_Required task_: Records follow. Pull out every line that contains "подведомственных".

_Data listing_:
○ ○ ○

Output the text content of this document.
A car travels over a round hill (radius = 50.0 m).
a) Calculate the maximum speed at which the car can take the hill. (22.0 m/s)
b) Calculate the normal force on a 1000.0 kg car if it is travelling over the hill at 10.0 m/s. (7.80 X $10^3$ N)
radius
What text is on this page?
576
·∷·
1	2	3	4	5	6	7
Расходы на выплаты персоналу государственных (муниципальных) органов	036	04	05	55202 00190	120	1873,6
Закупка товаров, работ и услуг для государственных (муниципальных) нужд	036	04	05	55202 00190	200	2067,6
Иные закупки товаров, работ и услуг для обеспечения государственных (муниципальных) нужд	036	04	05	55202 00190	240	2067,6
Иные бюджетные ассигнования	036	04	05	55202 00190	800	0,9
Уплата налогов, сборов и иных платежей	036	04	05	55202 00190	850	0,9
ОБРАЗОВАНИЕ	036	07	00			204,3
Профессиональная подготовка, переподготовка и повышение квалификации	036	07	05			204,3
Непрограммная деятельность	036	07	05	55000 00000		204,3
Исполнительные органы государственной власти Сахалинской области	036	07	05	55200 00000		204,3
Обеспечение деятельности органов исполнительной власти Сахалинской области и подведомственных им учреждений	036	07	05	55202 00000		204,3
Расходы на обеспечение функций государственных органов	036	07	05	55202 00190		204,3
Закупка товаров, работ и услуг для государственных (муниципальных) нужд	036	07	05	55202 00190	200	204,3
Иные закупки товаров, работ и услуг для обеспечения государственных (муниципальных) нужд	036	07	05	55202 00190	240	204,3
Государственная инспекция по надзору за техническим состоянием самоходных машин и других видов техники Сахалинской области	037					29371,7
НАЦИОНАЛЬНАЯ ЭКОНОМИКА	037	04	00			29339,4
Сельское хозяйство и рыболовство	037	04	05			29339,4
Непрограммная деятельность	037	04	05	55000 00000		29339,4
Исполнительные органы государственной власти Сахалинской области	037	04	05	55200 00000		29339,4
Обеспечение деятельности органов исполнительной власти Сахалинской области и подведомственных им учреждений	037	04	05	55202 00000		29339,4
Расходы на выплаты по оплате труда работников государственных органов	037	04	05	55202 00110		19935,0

○ ○ ○

_Response for this exercise_:
Обеспечение деятельности органов исполнительной власти Сахалинской области и подведомственных им учреждений	036	07	05	55202 00000		204,3
Обеспечение деятельности органов исполнительной власти Сахалинской области и подведомственных им учреждений	037	04	05	55202 00000		29339,4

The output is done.